Write the material out again in full, exactly.
-- EXERCISE MATERIALS start --
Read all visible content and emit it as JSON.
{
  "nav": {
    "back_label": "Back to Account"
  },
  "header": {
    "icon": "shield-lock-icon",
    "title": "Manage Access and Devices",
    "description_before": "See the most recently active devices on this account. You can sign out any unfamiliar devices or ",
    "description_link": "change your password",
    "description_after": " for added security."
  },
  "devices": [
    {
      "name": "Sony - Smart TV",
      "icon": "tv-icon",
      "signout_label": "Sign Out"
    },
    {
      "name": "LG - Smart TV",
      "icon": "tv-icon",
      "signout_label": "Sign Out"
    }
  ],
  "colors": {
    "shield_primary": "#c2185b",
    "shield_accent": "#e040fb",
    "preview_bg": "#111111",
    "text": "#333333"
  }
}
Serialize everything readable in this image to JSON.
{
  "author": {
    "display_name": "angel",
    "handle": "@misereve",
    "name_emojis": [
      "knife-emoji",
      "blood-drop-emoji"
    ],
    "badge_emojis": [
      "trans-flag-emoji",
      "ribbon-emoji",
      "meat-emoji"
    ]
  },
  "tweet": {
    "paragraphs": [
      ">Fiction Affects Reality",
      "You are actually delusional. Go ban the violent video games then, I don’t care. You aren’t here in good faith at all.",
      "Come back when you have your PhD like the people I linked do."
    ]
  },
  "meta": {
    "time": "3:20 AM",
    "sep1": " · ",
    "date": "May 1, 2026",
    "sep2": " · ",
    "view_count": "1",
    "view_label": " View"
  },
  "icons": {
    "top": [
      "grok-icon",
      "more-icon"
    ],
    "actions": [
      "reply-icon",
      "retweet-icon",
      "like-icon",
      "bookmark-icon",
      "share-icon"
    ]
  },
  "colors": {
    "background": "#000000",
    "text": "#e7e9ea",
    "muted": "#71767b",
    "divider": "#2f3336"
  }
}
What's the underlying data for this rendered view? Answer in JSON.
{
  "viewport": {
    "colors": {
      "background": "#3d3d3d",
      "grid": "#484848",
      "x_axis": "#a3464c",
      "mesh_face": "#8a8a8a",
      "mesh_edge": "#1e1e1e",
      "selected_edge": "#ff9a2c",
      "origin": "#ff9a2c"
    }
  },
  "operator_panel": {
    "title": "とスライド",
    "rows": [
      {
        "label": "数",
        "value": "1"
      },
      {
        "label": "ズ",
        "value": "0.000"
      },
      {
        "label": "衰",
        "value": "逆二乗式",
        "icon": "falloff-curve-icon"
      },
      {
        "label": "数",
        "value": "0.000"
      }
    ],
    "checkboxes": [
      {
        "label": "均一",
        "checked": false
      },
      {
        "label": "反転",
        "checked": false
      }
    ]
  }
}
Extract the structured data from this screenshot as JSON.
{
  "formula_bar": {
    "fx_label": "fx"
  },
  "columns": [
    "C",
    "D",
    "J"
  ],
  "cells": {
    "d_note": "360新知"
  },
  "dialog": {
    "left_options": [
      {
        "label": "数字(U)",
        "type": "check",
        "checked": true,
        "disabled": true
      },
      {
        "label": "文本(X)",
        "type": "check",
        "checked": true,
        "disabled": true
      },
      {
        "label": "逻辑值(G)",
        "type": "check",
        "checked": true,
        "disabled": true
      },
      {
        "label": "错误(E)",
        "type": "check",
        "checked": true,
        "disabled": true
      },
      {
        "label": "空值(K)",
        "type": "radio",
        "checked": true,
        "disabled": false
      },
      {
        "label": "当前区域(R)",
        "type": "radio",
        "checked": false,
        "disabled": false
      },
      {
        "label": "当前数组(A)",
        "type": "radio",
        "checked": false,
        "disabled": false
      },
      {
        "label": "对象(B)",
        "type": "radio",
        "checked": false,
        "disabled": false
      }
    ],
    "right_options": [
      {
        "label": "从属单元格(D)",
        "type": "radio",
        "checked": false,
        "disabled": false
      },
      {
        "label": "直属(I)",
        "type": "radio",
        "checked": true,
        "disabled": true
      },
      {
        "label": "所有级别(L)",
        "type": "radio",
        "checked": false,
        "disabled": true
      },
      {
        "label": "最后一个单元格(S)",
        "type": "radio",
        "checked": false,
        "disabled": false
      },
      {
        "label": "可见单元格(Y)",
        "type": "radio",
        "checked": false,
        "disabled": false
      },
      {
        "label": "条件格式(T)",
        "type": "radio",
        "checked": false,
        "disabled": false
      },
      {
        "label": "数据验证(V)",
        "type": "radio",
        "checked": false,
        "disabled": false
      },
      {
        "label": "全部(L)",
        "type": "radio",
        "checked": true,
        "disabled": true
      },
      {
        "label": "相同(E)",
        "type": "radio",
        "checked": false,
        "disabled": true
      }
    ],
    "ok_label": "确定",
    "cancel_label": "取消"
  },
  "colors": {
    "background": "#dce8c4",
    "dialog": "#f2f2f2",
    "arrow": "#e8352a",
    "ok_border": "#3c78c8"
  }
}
-- EXERCISE MATERIALS end --
**THE SOLUTION**
Read all visible content and emit it as JSON.
{
  "nav": {
    "back_label": "Back to Account"
  },
  "header": {
    "icon": "shield-lock-icon",
    "title": "Manage Access and Devices",
    "description_before": "See the most recently active devices on this account. You can sign out any unfamiliar devices or ",
    "description_link": "change your password",
    "description_after": " for added security."
  },
  "devices": [
    {
      "name": "Sony - Smart TV",
      "icon": "tv-icon",
      "signout_label": "Sign Out"
    },
    {
      "name": "LG - Smart TV",
      "icon": "tv-icon",
      "signout_label": "Sign Out"
    }
  ],
  "colors": {
    "shield_primary": "#c2185b",
    "shield_accent": "#e040fb",
    "preview_bg": "#111111",
    "text": "#333333"
  }
}
Serialize everything readable in this image to JSON.
{
  "author": {
    "display_name": "angel",
    "handle": "@misereve",
    "name_emojis": [
      "knife-emoji",
      "blood-drop-emoji"
    ],
    "badge_emojis": [
      "trans-flag-emoji",
      "ribbon-emoji",
      "meat-emoji"
    ]
  },
  "tweet": {
    "paragraphs": [
      ">Fiction Affects Reality",
      "You are actually delusional. Go ban the violent video games then, I don’t care. You aren’t here in good faith at all.",
      "Come back when you have your PhD like the people I linked do."
    ]
  },
  "meta": {
    "time": "3:20 AM",
    "sep1": " · ",
    "date": "May 1, 2026",
    "sep2": " · ",
    "view_count": "1",
    "view_label": " View"
  },
  "icons": {
    "top": [
      "grok-icon",
      "more-icon"
    ],
    "actions": [
      "reply-icon",
      "retweet-icon",
      "like-icon",
      "bookmark-icon",
      "share-icon"
    ]
  },
  "colors": {
    "background": "#000000",
    "text": "#e7e9ea",
    "muted": "#71767b",
    "divider": "#2f3336"
  }
}
What's the underlying data for this rendered view? Answer in JSON.
{
  "viewport": {
    "colors": {
      "background": "#3d3d3d",
      "grid": "#484848",
      "x_axis": "#a3464c",
      "mesh_face": "#8a8a8a",
      "mesh_edge": "#1e1e1e",
      "selected_edge": "#ff9a2c",
      "origin": "#ff9a2c"
    }
  },
  "operator_panel": {
    "title": "とスライド",
    "rows": [
      {
        "label": "数",
        "value": "1"
      },
      {
        "label": "ズ",
        "value": "0.000"
      },
      {
        "label": "衰",
        "value": "逆二乗式",
        "icon": "falloff-curve-icon"
      },
      {
        "label": "数",
        "value": "0.000"
      }
    ],
    "checkboxes": [
      {
        "label": "均一",
        "checked": false
      },
      {
        "label": "反転",
        "checked": false
      }
    ]
  }
}
Extract the structured data from this screenshot as JSON.
{
  "formula_bar": {
    "fx_label": "fx"
  },
  "columns": [
    "C",
    "D",
    "J"
  ],
  "cells": {
    "d_note": "360新知"
  },
  "dialog": {
    "left_options": [
      {
        "label": "数字(U)",
        "type": "check",
        "checked": true,
        "disabled": true
      },
      {
        "label": "文本(X)",
        "type": "check",
        "checked": true,
        "disabled": true
      },
      {
        "label": "逻辑值(G)",
        "type": "check",
        "checked": true,
        "disabled": true
      },
      {
        "label": "错误(E)",
        "type": "check",
        "checked": true,
        "disabled": true
      },
      {
        "label": "空值(K)",
        "type": "radio",
        "checked": true,
        "disabled": false
      },
      {
        "label": "当前区域(R)",
        "type": "radio",
        "checked": false,
        "disabled": false
      },
      {
        "label": "当前数组(A)",
        "type": "radio",
        "checked": false,
        "disabled": false
      },
      {
        "label": "对象(B)",
        "type": "radio",
        "checked": false,
        "disabled": false
      }
    ],
    "right_options": [
      {
        "label": "从属单元格(D)",
        "type": "radio",
        "checked": false,
        "disabled": false
      },
      {
        "label": "直属(I)",
        "type": "radio",
        "checked": true,
        "disabled": true
      },
      {
        "label": "所有级别(L)",
        "type": "radio",
        "checked": false,
        "disabled": true
      },
      {
        "label": "最后一个单元格(S)",
        "type": "radio",
        "checked": false,
        "disabled": false
      },
      {
        "label": "可见单元格(Y)",
        "type": "radio",
        "checked": false,
        "disabled": false
      },
      {
        "label": "条件格式(T)",
        "type": "radio",
        "checked": false,
        "disabled": false
      },
      {
        "label": "数据验证(V)",
        "type": "radio",
        "checked": false,
        "disabled": false
      },
      {
        "label": "全部(L)",
        "type": "radio",
        "checked": true,
        "disabled": true
      },
      {
        "label": "相同(E)",
        "type": "radio",
        "checked": false,
        "disabled": true
      }
    ],
    "ok_label": "确定",
    "cancel_label": "取消"
  },
  "colors": {
    "background": "#dce8c4",
    "dialog": "#f2f2f2",
    "arrow": "#e8352a",
    "ok_border": "#3c78c8"
  }
}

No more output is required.